Exercise goal » Transcribe all records exactly.

Raw records:
— START —
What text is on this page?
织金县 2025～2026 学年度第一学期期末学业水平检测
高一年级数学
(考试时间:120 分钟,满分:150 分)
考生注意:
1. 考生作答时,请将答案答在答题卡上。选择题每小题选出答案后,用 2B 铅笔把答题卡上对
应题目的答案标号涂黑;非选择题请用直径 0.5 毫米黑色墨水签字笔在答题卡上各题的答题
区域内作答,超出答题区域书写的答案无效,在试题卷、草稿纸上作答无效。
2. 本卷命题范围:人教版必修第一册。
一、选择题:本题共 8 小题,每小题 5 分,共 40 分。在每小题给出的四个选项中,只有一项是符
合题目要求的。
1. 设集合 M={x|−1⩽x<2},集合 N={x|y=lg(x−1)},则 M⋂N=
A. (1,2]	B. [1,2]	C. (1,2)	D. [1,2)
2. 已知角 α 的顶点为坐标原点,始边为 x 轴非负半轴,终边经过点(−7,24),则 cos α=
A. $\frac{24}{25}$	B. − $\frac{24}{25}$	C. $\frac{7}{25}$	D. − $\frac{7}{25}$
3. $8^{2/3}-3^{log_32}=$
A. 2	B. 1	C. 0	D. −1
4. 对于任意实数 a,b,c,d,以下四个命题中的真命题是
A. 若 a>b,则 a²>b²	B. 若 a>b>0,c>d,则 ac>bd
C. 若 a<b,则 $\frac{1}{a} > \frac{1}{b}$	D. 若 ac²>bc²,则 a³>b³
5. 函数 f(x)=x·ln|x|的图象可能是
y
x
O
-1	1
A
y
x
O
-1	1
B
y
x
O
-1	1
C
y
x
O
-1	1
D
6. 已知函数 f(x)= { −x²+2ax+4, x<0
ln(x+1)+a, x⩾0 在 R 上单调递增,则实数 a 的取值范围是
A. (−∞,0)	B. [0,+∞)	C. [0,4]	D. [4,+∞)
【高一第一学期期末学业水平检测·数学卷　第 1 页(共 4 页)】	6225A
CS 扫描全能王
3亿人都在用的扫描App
— END —
Result for this exercise »
What text is on this page?
织金县 2025～2026 学年度第一学期期末学业水平检测
高一年级数学
(考试时间:120 分钟,满分:150 分)
考生注意:
1. 考生作答时,请将答案答在答题卡上。选择题每小题选出答案后,用 2B 铅笔把答题卡上对
应题目的答案标号涂黑;非选择题请用直径 0.5 毫米黑色墨水签字笔在答题卡上各题的答题
区域内作答,超出答题区域书写的答案无效,在试题卷、草稿纸上作答无效。
2. 本卷命题范围:人教版必修第一册。
一、选择题:本题共 8 小题,每小题 5 分,共 40 分。在每小题给出的四个选项中,只有一项是符
合题目要求的。
1. 设集合 M={x|−1⩽x<2},集合 N={x|y=lg(x−1)},则 M⋂N=
A. (1,2]	B. [1,2]	C. (1,2)	D. [1,2)
2. 已知角 α 的顶点为坐标原点,始边为 x 轴非负半轴,终边经过点(−7,24),则 cos α=
A. $\frac{24}{25}$	B. − $\frac{24}{25}$	C. $\frac{7}{25}$	D. − $\frac{7}{25}$
3. $8^{2/3}-3^{log_32}=$
A. 2	B. 1	C. 0	D. −1
4. 对于任意实数 a,b,c,d,以下四个命题中的真命题是
A. 若 a>b,则 a²>b²	B. 若 a>b>0,c>d,则 ac>bd
C. 若 a<b,则 $\frac{1}{a} > \frac{1}{b}$	D. 若 ac²>bc²,则 a³>b³
5. 函数 f(x)=x·ln|x|的图象可能是
y
x
O
-1	1
A
y
x
O
-1	1
B
y
x
O
-1	1
C
y
x
O
-1	1
D
6. 已知函数 f(x)= { −x²+2ax+4, x<0
ln(x+1)+a, x⩾0 在 R 上单调递增,则实数 a 的取值范围是
A. (−∞,0)	B. [0,+∞)	C. [0,4]	D. [4,+∞)
【高一第一学期期末学业水平检测·数学卷　第 1 页(共 4 页)】	6225A
CS 扫描全能王
3亿人都在用的扫描App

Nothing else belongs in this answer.